Items from a dataset:
========================================

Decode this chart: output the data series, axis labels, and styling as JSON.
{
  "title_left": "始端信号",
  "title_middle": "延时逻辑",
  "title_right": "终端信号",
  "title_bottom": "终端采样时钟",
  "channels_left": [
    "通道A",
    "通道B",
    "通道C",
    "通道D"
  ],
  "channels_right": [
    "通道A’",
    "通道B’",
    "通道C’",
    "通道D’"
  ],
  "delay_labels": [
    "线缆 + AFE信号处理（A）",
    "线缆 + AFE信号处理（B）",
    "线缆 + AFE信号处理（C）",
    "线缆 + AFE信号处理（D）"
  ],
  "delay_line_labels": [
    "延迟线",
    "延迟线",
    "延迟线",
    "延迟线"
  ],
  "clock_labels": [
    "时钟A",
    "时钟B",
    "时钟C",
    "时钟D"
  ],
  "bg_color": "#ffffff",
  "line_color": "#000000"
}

========================================

What to work on:
Output all of the data above without any alteration.

The response:
Decode this chart: output the data series, axis labels, and styling as JSON.
{
  "title_left": "始端信号",
  "title_middle": "延时逻辑",
  "title_right": "终端信号",
  "title_bottom": "终端采样时钟",
  "channels_left": [
    "通道A",
    "通道B",
    "通道C",
    "通道D"
  ],
  "channels_right": [
    "通道A’",
    "通道B’",
    "通道C’",
    "通道D’"
  ],
  "delay_labels": [
    "线缆 + AFE信号处理（A）",
    "线缆 + AFE信号处理（B）",
    "线缆 + AFE信号处理（C）",
    "线缆 + AFE信号处理（D）"
  ],
  "delay_line_labels": [
    "延迟线",
    "延迟线",
    "延迟线",
    "延迟线"
  ],
  "clock_labels": [
    "时钟A",
    "时钟B",
    "时钟C",
    "时钟D"
  ],
  "bg_color": "#ffffff",
  "line_color": "#000000"
}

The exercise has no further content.